EXCERPTED DATA:
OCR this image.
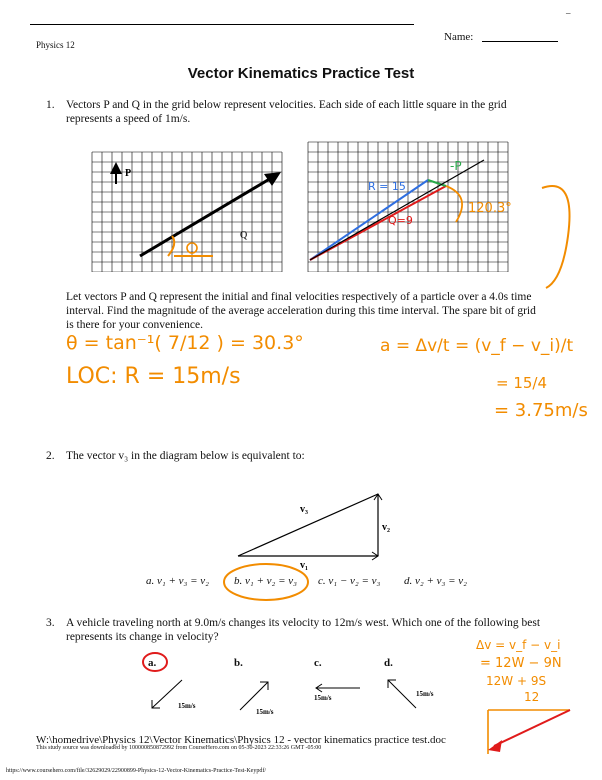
–
Physics 12
Name:
Vector Kinematics Practice Test
1. Vectors P and Q in the grid below represent velocities. Each side of each little square in the grid
represents a speed of 1m/s.
P
Q
R = 15
Q=9
-P
120.3°
Let vectors P and Q represent the initial and final velocities respectively of a particle over a 4.0s time
interval. Find the magnitude of the average acceleration during this time interval. The spare bit of grid
is there for your convenience.
θ = tan⁻¹( 7/12 ) = 30.3°
LOC: R = 15m/s
a = Δv/t = (v_f − v_i)/t
= 15/4
= 3.75m/s
2. The vector v₃ in the diagram below is equivalent to:
v₃
v₂
v₁
a. v₁ + v₃ = v₂ b. v₁ + v₂ = v₃ c. v₁ − v₂ = v₃ d. v₂ + v₃ = v₂
3. A vehicle traveling north at 9.0m/s changes its velocity to 12m/s west. Which one of the following best
represents its change in velocity?
a.	b.	c.	d.
15m/s
15m/s
15m/s	15m/s
Δv = v_f − v_i
= 12W − 9N
12W + 9S
12
W:\homedrive\Physics 12\Vector Kinematics\Physics 12 - vector kinematics practice test.doc
This study source was downloaded by 100000850872992 from CourseHero.com on 05-30-2023 22:33:26 GMT -05:00
https://www.coursehero.com/file/32629029/22900899-Physics-12-Vector-Kinematics-Practice-Test-Keypdf/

OBJECTIVE: Repeat the records above exactly, leaving out any pictures they contain.

PROBLEM SOLUTION:
OCR this image.
–
Physics 12
Name:
Vector Kinematics Practice Test
1. Vectors P and Q in the grid below represent velocities. Each side of each little square in the grid
represents a speed of 1m/s.
P
Q
R = 15
Q=9
-P
120.3°
Let vectors P and Q represent the initial and final velocities respectively of a particle over a 4.0s time
interval. Find the magnitude of the average acceleration during this time interval. The spare bit of grid
is there for your convenience.
θ = tan⁻¹( 7/12 ) = 30.3°
LOC: R = 15m/s
a = Δv/t = (v_f − v_i)/t
= 15/4
= 3.75m/s
2. The vector v₃ in the diagram below is equivalent to:
v₃
v₂
v₁
a. v₁ + v₃ = v₂ b. v₁ + v₂ = v₃ c. v₁ − v₂ = v₃ d. v₂ + v₃ = v₂
3. A vehicle traveling north at 9.0m/s changes its velocity to 12m/s west. Which one of the following best
represents its change in velocity?
a.	b.	c.	d.
15m/s
15m/s
15m/s	15m/s
Δv = v_f − v_i
= 12W − 9N
12W + 9S
12
W:\homedrive\Physics 12\Vector Kinematics\Physics 12 - vector kinematics practice test.doc
This study source was downloaded by 100000850872992 from CourseHero.com on 05-30-2023 22:33:26 GMT -05:00
https://www.coursehero.com/file/32629029/22900899-Physics-12-Vector-Kinematics-Practice-Test-Keypdf/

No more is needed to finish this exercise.